-- START EXCERPT TO READ --

Shawn Hinchey
Broker, Hinchey Homes Real Estate Team
RECO registered, TRESA compliant, 18+ years in Durham Region real estate
Published: January 22, 2026
When the inherited home has a leaking roof, outdated wiring, or a crumbling foundation, your options narrow fast. Here is how to evaluate each path and pick the one that protects the estate.
The scope matters more than you think
Not all repairs are created equal. A dated kitchen is cosmetic. A roof with active leaks is structural. Aluminum wiring is a safety concern. A failing septic system is an environmental liability. Before you make any decision about the inherited home, you need to know what you are actually dealing with.
We recommend a full pre-listing home inspection before any strategy conversation. In Durham Region, a standard inspection runs $400 to $600, and it gives you a clear inventory of every issue. Some will be minor. Some will be dealbreakers for conventional buyers. Knowing the difference is the foundation of every good decision that follows.
Option 1: Sell as-is to an investor or cash buyer
This is the fastest path and the one most executors default to under pressure. An investor or cash buyer will purchase the home regardless of condition, often waiving inspection conditions entirely. Closings can happen in 15 to 30 days.
The cost is significant. Investors price their offers based on after-repair value minus renovation costs minus their profit margin, which typically runs 15 to 25 percent. On a home worth $850,000 after renovation, an investor offer might land at $550,000 to $620,000. That is $200,000 or more below what the estate could realize with a different approach.
This option makes sense in a narrow set of circumstances: when the estate has urgent debts, when beneficiaries cannot wait, or when the repairs are so extensive that the renovation timeline exceeds what the estate can absorb. Outside those situations, there is almost always a better path.
Option 2: Make essential repairs only and list on MLS
This middle path addresses the issues that would cause a buyer to walk away or demand a massive price reduction, without doing a full renovation. Fix the roof, update the electrical panel, remediate the mold, repair the foundation crack. Leave the cosmetics as they are.
The advantage is that you open the home to conventional buyers who can get mortgage financing. Most lenders will not approve a mortgage on a home with active structural, safety, or environmental deficiencies. By clearing those hurdles, you dramatically expand your buyer pool.

-- END EXCERPT TO READ --
-- START INFORMATION PROVIDED --

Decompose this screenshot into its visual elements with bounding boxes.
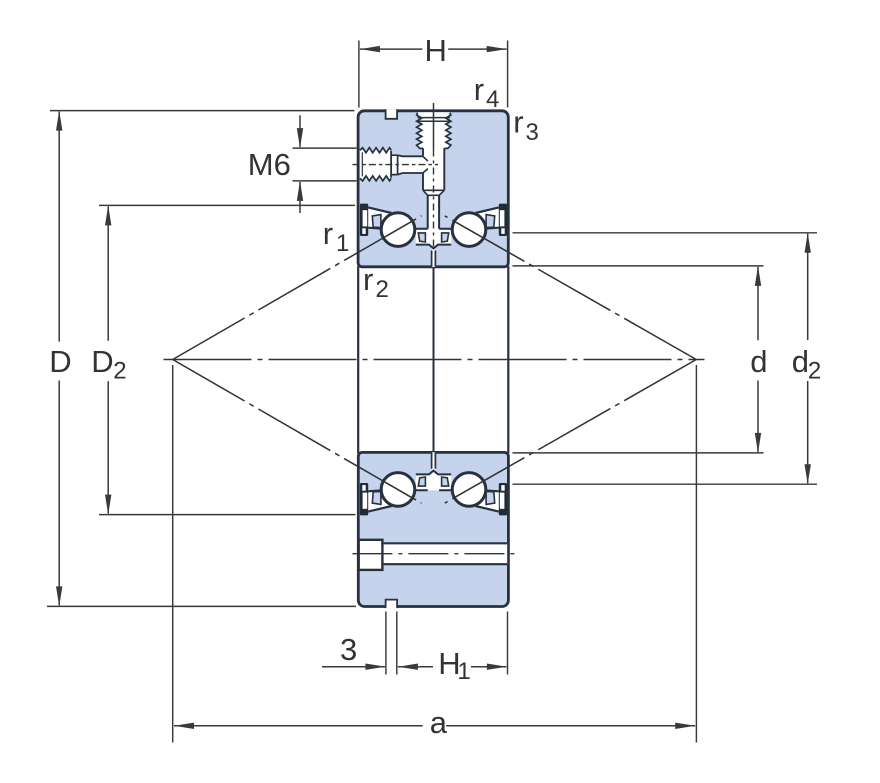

-- END INFORMATION PROVIDED --

WORK TO COMPLETE
The article about inherited homes that need repairs says that selling as-is to an investor or cash buyer makes sense only in a narrow set of circumstances. List every circumstance it gives.

TASK ANSWER
- The estate has urgent debts.
- The beneficiaries cannot wait.
- The repairs are so extensive that the renovation timeline exceeds what the estate can absorb.